**WHAT TO PRODUCE**
Select all lines with the string "Importance" in them, and copy those lines.

**DATA LISTING**

________________

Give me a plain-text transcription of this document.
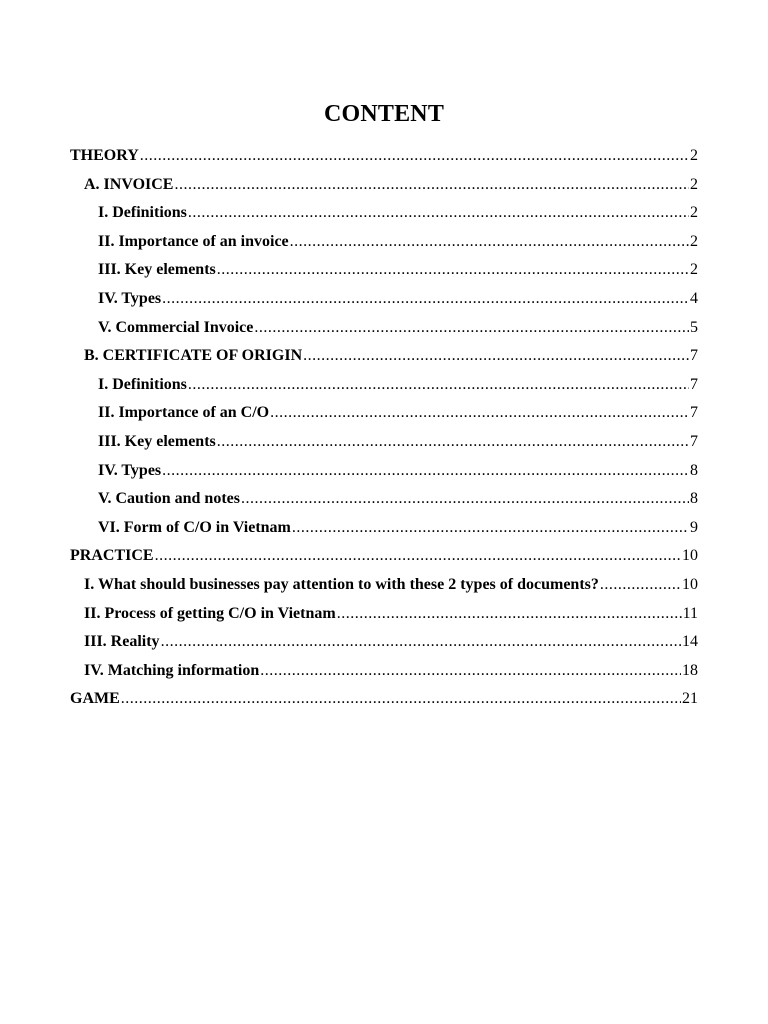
CONTENT
THEORY .....	2
A. INVOICE .....	2
I. Definitions .....	2
II. Importance of an invoice .....	2
III. Key elements .....	2
IV. Types .....	4
V. Commercial Invoice .....	5
B. CERTIFICATE OF ORIGIN .....	7
I. Definitions .....	7
II. Importance of an C/O .....	7
III. Key elements .....	7
IV. Types .....	8
V. Caution and notes .....	8
VI. Form of C/O in Vietnam .....	9
PRACTICE .....	10
I. What should businesses pay attention to with these 2 types of documents? .....	10
II. Process of getting C/O in Vietnam .....	11
III. Reality .....	14
IV. Matching information .....	18
GAME .....	21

________________

**ANSWER TO THE PROBLEM**
II. Importance of an invoice .....	2
II. Importance of an C/O .....	7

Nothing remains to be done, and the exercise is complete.